EXERCISE BRIEF: Without the pictures, reproduce the records that follow exactly.

** START RECORDS TO USE **

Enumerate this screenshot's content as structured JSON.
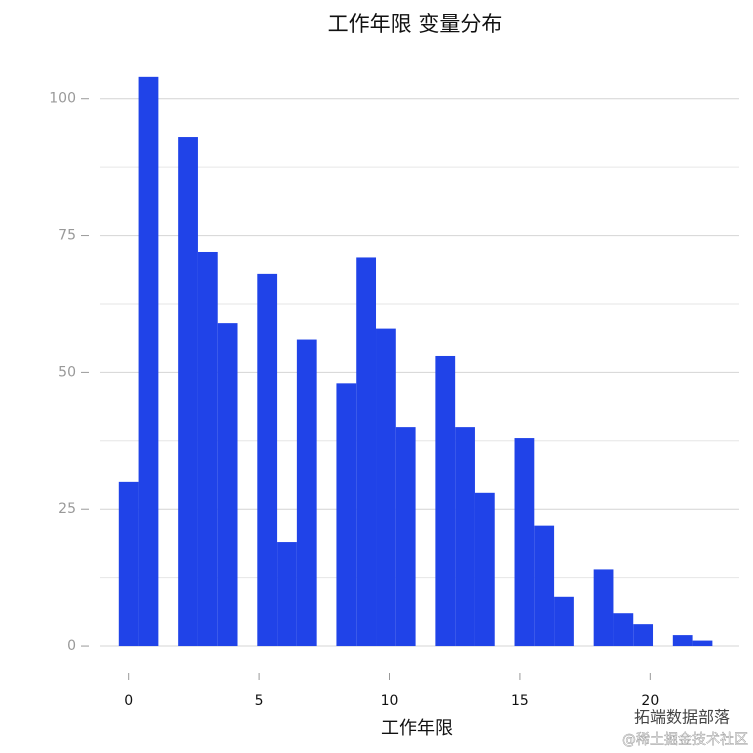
{
  "chart_data": {
    "type": "histogram",
    "title": "工作年限 变量分布",
    "x_label": "工作年限",
    "bins": [
      -0.37931,
      0.37931,
      1.13793,
      1.89655,
      2.65517,
      3.41379,
      4.17241,
      4.93103,
      5.68966,
      6.44828,
      7.2069,
      7.96552,
      8.72414,
      9.48276,
      10.2414,
      11.0,
      11.7586,
      12.5172,
      13.2759,
      14.0345,
      14.7931,
      15.5517,
      16.3103,
      17.069,
      17.8276,
      18.5862,
      19.3448,
      20.1034,
      20.8621,
      21.6207,
      22.3793
    ],
    "values": [
      30,
      104,
      0,
      93,
      72,
      59,
      0,
      68,
      19,
      56,
      0,
      48,
      71,
      58,
      40,
      0,
      53,
      40,
      28,
      0,
      38,
      22,
      9,
      0,
      14,
      6,
      4,
      0,
      2,
      1
    ],
    "color": "#2043e8",
    "xlim": [
      -1.1,
      23.4
    ],
    "xticks": [
      0,
      5,
      10,
      15,
      20
    ],
    "ylim": [
      -2,
      110
    ],
    "yticks": [
      0,
      25,
      50,
      75,
      100
    ],
    "minor_yticks": [
      12.5,
      37.5,
      62.5,
      87.5
    ],
    "grid": true,
    "annotations": [
      "拓端数据部落",
      "@稀土掘金技术社区"
    ]
  }
}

** END RECORDS TO USE **

TASK RESULT:
Enumerate this screenshot's content as structured JSON.
{
  "chart_data": {
    "type": "histogram",
    "title": "工作年限 变量分布",
    "x_label": "工作年限",
    "bins": [
      -0.37931,
      0.37931,
      1.13793,
      1.89655,
      2.65517,
      3.41379,
      4.17241,
      4.93103,
      5.68966,
      6.44828,
      7.2069,
      7.96552,
      8.72414,
      9.48276,
      10.2414,
      11.0,
      11.7586,
      12.5172,
      13.2759,
      14.0345,
      14.7931,
      15.5517,
      16.3103,
      17.069,
      17.8276,
      18.5862,
      19.3448,
      20.1034,
      20.8621,
      21.6207,
      22.3793
    ],
    "values": [
      30,
      104,
      0,
      93,
      72,
      59,
      0,
      68,
      19,
      56,
      0,
      48,
      71,
      58,
      40,
      0,
      53,
      40,
      28,
      0,
      38,
      22,
      9,
      0,
      14,
      6,
      4,
      0,
      2,
      1
    ],
    "color": "#2043e8",
    "xlim": [
      -1.1,
      23.4
    ],
    "xticks": [
      0,
      5,
      10,
      15,
      20
    ],
    "ylim": [
      -2,
      110
    ],
    "yticks": [
      0,
      25,
      50,
      75,
      100
    ],
    "minor_yticks": [
      12.5,
      37.5,
      62.5,
      87.5
    ],
    "grid": true,
    "annotations": [
      "拓端数据部落",
      "@稀土掘金技术社区"
    ]
  }
}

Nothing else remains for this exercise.